WHAT NEEDS TO BE DONE:
Repeat all entries exactly.

RECORDS TO USE:
☆ ☆ ☆
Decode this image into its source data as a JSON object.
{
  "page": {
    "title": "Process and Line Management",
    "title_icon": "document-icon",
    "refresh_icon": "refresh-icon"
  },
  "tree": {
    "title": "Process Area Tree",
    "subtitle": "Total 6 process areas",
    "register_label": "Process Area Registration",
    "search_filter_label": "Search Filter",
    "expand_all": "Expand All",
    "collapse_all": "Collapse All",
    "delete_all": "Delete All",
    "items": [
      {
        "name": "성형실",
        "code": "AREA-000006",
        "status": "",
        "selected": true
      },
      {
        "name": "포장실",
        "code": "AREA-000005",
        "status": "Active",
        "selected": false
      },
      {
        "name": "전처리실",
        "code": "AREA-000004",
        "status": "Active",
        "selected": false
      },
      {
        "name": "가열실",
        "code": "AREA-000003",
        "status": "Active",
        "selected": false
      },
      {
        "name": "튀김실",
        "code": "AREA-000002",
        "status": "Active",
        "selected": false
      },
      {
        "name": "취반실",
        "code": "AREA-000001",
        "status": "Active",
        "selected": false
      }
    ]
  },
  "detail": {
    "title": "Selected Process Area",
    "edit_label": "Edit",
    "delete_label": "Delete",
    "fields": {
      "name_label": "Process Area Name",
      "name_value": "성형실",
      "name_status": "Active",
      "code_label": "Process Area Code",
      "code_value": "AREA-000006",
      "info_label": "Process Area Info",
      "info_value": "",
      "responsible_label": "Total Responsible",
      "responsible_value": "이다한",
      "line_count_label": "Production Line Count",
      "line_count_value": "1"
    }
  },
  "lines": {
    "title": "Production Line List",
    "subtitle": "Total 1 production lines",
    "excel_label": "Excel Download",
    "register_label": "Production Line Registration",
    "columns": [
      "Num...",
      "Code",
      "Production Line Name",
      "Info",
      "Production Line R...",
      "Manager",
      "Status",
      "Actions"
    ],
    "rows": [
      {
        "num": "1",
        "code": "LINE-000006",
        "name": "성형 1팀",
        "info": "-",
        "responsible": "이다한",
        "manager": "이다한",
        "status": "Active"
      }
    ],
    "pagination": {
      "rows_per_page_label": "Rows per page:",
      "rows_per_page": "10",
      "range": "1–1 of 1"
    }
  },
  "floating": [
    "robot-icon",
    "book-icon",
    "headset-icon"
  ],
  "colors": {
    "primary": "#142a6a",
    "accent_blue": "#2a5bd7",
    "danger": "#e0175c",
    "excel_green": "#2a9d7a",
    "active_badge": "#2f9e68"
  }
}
☆ ☆ ☆
COMPLETED EXERCISE:
Decode this image into its source data as a JSON object.
{
  "page": {
    "title": "Process and Line Management",
    "title_icon": "document-icon",
    "refresh_icon": "refresh-icon"
  },
  "tree": {
    "title": "Process Area Tree",
    "subtitle": "Total 6 process areas",
    "register_label": "Process Area Registration",
    "search_filter_label": "Search Filter",
    "expand_all": "Expand All",
    "collapse_all": "Collapse All",
    "delete_all": "Delete All",
    "items": [
      {
        "name": "성형실",
        "code": "AREA-000006",
        "status": "",
        "selected": true
      },
      {
        "name": "포장실",
        "code": "AREA-000005",
        "status": "Active",
        "selected": false
      },
      {
        "name": "전처리실",
        "code": "AREA-000004",
        "status": "Active",
        "selected": false
      },
      {
        "name": "가열실",
        "code": "AREA-000003",
        "status": "Active",
        "selected": false
      },
      {
        "name": "튀김실",
        "code": "AREA-000002",
        "status": "Active",
        "selected": false
      },
      {
        "name": "취반실",
        "code": "AREA-000001",
        "status": "Active",
        "selected": false
      }
    ]
  },
  "detail": {
    "title": "Selected Process Area",
    "edit_label": "Edit",
    "delete_label": "Delete",
    "fields": {
      "name_label": "Process Area Name",
      "name_value": "성형실",
      "name_status": "Active",
      "code_label": "Process Area Code",
      "code_value": "AREA-000006",
      "info_label": "Process Area Info",
      "info_value": "",
      "responsible_label": "Total Responsible",
      "responsible_value": "이다한",
      "line_count_label": "Production Line Count",
      "line_count_value": "1"
    }
  },
  "lines": {
    "title": "Production Line List",
    "subtitle": "Total 1 production lines",
    "excel_label": "Excel Download",
    "register_label": "Production Line Registration",
    "columns": [
      "Num...",
      "Code",
      "Production Line Name",
      "Info",
      "Production Line R...",
      "Manager",
      "Status",
      "Actions"
    ],
    "rows": [
      {
        "num": "1",
        "code": "LINE-000006",
        "name": "성형 1팀",
        "info": "-",
        "responsible": "이다한",
        "manager": "이다한",
        "status": "Active"
      }
    ],
    "pagination": {
      "rows_per_page_label": "Rows per page:",
      "rows_per_page": "10",
      "range": "1–1 of 1"
    }
  },
  "floating": [
    "robot-icon",
    "book-icon",
    "headset-icon"
  ],
  "colors": {
    "primary": "#142a6a",
    "accent_blue": "#2a5bd7",
    "danger": "#e0175c",
    "excel_green": "#2a9d7a",
    "active_badge": "#2f9e68"
  }
}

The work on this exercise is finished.